___ TEXT PASSAGE ___
Philosophy and Trans Activism: First Impressions

These are just some initial observations and partially-formed thoughts regarding support for trans activism in current philosophical work.¹ There are more specific issues and questions I hope to write about (once I’ve had the chance to do a bit more research) but, tentatively:

 

  • (so far, based on my incomplete(!) examination of the literature) For the most part, it is assumed that any definition of “woman” must include trans women, and the argument proceeds from there. When this is not simply assumed, the case is made using some combination of 1. biological sex is a spectrum and/or socially constructed, 2. gender (≠ biological sex) is good and/or important so should not be abolished, and 3. the gender self-identification of trans women should be accepted as authoritative (b/c standpoint theory, feminist epistemology)
___
## WORK TASK 1
In the piece on philosophy and trans activism, what is assumed, for the most part, about any definition of "woman"?
## WORK TASK 2
Do these statements agree with the piece on philosophy and trans activism? Answer yes or no for each, quoting the deciding words. (a) The observations rest on an incomplete examination of the literature. (b) The piece treats gender and biological sex as the same thing. (c) The author has already finished researching the more specific issues.
## WORK TASK 3
Pick up the piece on philosophy and trans activism where it stops, and write the next part.
The records come from a separate source and have no connection to the piece.
___ DATA SUPPLIED ___
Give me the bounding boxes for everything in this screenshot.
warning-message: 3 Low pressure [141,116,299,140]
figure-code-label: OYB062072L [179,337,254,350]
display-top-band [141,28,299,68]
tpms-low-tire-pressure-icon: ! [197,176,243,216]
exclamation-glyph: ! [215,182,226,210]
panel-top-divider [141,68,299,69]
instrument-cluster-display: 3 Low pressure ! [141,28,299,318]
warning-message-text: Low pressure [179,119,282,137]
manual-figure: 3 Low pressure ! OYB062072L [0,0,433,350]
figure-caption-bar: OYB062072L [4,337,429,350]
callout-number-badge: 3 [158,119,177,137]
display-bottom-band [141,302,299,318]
___
## RESULT 1
That it must include trans women.

## RESULT 2
(a) Yes: "based on my incomplete(!) examination of the literature"
(b) No: "gender (≠ biological sex)"
(c) No: "once I’ve had the chance to do a bit more research"

## RESULT 3
  • There is general (implicit or explicit) suspicion regarding all things ‘objective,’ ‘scientific,’ ‘factual,’ etc, as well as a tendency toward (what are, in my opinion) false dichotomies. This is especially apparent in discussions about concepts and about the goals of philosophy. Concepts that fail to apply in even just a few cases are often quickly dismissed as useless/inaccurate or morally objectionable (“exclusionary”).  Philosophy as an imperfect, but still worthwhile, process of discovery concerned, in some sense, with an objective reality is rejected in favour of a kind of apologetic process that can be used to justify and defend what we have already decided should be the case. Again, though, this is just my initial impression.
  • This is, more or less, an extension of the last point, but, consistent with the suspicion surrounding objectivity, the line between claims about individual, subjective perceptions, and some sort of collective experience (am trying to avoid using “objective”) is often unclear. Additionally, this ‘principle of suspicion’ is inconsistently applied (probably because it would be rather difficult to apply consistently), and the way it is applied seems like it might have more to do with the cultural association of certain terms with “objectivity” than with how/where objectivity as a concept (under that name or any other) is actually being used.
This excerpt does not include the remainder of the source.